## Begin

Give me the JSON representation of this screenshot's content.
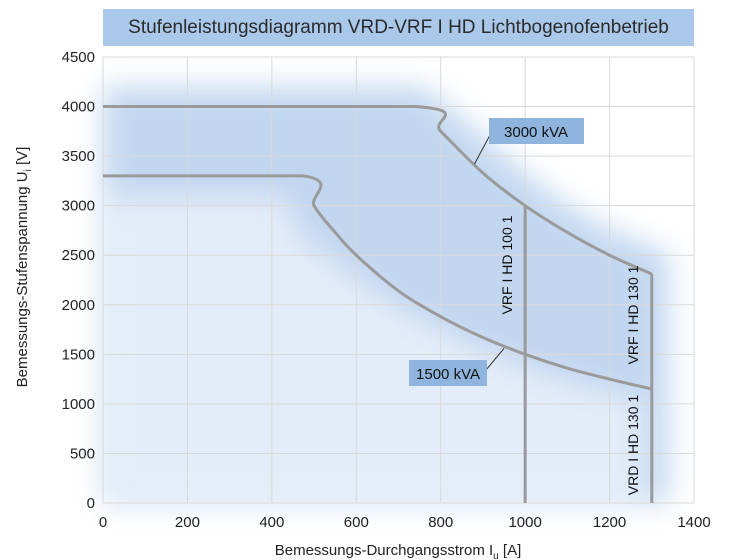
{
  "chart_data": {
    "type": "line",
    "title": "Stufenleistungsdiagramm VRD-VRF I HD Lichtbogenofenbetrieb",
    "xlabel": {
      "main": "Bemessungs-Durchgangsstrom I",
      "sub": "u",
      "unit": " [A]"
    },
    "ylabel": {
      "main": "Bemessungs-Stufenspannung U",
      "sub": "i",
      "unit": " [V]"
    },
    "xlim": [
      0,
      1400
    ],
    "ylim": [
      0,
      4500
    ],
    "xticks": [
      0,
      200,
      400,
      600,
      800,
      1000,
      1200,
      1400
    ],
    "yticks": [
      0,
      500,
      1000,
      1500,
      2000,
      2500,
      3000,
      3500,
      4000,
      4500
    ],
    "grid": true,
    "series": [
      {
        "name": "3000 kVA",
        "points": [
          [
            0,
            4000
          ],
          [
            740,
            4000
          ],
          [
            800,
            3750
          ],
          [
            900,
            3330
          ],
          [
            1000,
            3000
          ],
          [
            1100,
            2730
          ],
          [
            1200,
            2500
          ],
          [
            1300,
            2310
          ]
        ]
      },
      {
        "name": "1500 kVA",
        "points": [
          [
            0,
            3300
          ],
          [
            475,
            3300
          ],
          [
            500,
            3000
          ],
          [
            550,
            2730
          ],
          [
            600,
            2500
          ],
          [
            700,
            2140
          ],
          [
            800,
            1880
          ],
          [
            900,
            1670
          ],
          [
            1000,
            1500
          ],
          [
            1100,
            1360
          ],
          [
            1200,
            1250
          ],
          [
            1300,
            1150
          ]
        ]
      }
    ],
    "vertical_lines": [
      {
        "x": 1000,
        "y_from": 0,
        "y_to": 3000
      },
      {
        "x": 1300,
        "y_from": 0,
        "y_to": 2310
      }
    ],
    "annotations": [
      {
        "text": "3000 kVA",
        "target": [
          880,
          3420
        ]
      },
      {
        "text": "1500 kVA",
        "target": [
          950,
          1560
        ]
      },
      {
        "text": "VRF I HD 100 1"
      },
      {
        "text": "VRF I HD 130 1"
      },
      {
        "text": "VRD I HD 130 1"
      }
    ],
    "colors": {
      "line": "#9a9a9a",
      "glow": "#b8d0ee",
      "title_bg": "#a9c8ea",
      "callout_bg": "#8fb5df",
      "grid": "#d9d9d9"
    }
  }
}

## End
## Begin

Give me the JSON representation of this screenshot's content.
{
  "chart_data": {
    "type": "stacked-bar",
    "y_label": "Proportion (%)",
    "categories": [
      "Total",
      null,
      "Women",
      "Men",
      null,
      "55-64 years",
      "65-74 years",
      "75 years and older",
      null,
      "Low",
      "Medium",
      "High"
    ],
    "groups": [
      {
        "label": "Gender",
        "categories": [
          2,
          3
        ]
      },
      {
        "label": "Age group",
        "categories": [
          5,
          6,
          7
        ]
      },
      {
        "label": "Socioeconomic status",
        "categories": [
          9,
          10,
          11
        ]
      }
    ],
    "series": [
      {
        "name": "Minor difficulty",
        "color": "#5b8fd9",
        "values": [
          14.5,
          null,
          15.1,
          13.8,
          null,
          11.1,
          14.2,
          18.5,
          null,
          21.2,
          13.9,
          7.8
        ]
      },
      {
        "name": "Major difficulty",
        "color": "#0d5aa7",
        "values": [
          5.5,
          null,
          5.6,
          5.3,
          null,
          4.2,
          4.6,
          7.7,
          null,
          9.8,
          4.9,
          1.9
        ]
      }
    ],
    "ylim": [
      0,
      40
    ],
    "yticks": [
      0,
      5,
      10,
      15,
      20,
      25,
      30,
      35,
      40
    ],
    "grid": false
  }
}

## End

GOAL: The word "main" may turn up on some lines of these records; say how many, with no other words.

SOLUTION FOR THIS TASK: 2